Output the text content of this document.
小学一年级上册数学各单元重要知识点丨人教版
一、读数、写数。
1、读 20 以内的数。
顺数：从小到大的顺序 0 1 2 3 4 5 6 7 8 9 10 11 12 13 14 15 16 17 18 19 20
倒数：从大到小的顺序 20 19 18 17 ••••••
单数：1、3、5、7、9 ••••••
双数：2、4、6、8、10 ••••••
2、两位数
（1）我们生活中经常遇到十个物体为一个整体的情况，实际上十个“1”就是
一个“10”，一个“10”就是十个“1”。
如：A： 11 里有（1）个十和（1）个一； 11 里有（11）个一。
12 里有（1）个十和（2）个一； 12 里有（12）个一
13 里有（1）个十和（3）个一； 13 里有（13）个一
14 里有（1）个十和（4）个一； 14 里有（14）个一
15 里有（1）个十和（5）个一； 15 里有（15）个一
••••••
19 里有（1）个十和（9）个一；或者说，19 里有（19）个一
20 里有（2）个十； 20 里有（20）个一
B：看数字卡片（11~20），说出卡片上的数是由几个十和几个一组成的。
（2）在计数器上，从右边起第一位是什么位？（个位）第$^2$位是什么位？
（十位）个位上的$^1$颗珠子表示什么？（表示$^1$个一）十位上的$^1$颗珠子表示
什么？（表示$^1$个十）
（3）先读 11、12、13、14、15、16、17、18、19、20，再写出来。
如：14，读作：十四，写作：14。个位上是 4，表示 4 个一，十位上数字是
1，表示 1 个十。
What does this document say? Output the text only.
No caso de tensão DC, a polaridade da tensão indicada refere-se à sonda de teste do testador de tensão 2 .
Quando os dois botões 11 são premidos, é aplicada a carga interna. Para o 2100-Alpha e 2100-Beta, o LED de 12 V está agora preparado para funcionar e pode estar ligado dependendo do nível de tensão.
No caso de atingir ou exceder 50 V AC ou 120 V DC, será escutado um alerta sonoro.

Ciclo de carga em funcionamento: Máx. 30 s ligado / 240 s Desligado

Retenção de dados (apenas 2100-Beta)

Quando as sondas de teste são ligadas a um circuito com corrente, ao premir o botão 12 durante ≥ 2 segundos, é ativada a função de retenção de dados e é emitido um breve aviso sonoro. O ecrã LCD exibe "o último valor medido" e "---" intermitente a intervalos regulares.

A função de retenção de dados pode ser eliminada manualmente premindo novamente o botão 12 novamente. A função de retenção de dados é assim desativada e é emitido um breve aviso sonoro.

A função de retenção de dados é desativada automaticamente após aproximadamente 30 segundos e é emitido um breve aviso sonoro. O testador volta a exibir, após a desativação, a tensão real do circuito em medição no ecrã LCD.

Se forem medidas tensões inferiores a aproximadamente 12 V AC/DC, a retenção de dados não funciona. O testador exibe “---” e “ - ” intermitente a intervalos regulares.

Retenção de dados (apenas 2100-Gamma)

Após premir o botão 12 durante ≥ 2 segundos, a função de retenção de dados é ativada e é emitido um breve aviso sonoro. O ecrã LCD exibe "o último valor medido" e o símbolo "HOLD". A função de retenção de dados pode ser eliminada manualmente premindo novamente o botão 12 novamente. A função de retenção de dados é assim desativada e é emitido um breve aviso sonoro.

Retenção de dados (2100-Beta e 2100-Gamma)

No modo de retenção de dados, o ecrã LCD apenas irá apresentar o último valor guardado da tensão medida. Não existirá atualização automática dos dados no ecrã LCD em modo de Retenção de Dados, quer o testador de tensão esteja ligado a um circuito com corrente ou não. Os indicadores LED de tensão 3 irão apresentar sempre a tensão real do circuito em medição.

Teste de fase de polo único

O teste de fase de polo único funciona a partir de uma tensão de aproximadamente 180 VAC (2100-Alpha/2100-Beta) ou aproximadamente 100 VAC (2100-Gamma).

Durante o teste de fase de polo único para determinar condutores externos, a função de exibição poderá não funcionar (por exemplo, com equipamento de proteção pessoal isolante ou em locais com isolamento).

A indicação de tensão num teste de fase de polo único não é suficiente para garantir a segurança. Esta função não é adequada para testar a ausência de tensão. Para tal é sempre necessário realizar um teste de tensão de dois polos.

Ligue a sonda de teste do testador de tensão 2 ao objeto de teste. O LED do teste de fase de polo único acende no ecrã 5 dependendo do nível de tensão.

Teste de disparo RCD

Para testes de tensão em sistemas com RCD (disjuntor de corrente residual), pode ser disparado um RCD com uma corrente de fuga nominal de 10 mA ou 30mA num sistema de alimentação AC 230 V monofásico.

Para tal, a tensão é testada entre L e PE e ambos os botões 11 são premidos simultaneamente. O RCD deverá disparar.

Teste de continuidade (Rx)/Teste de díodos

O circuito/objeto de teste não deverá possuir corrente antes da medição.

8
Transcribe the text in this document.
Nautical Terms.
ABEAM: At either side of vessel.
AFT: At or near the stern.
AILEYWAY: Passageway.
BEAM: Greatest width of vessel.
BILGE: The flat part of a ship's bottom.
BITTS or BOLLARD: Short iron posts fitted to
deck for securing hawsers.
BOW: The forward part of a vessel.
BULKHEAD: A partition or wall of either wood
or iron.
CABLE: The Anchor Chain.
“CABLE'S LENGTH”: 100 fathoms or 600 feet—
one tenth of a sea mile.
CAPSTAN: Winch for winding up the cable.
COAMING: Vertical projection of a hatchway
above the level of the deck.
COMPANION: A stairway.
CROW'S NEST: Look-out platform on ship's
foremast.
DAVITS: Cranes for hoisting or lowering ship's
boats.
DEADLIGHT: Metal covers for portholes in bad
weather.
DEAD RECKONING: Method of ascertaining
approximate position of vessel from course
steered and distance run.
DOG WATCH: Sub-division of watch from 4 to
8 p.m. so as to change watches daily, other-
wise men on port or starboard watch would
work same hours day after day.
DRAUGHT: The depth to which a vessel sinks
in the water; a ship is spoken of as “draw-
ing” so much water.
##############################
### Objective
Which lines include the word "deverá"? List them all.

### Exercise output
Para tal, a tensão é testada entre L e PE e ambos os botões 11 são premidos simultaneamente. O RCD deverá disparar.
O circuito/objeto de teste não deverá possuir corrente antes da medição.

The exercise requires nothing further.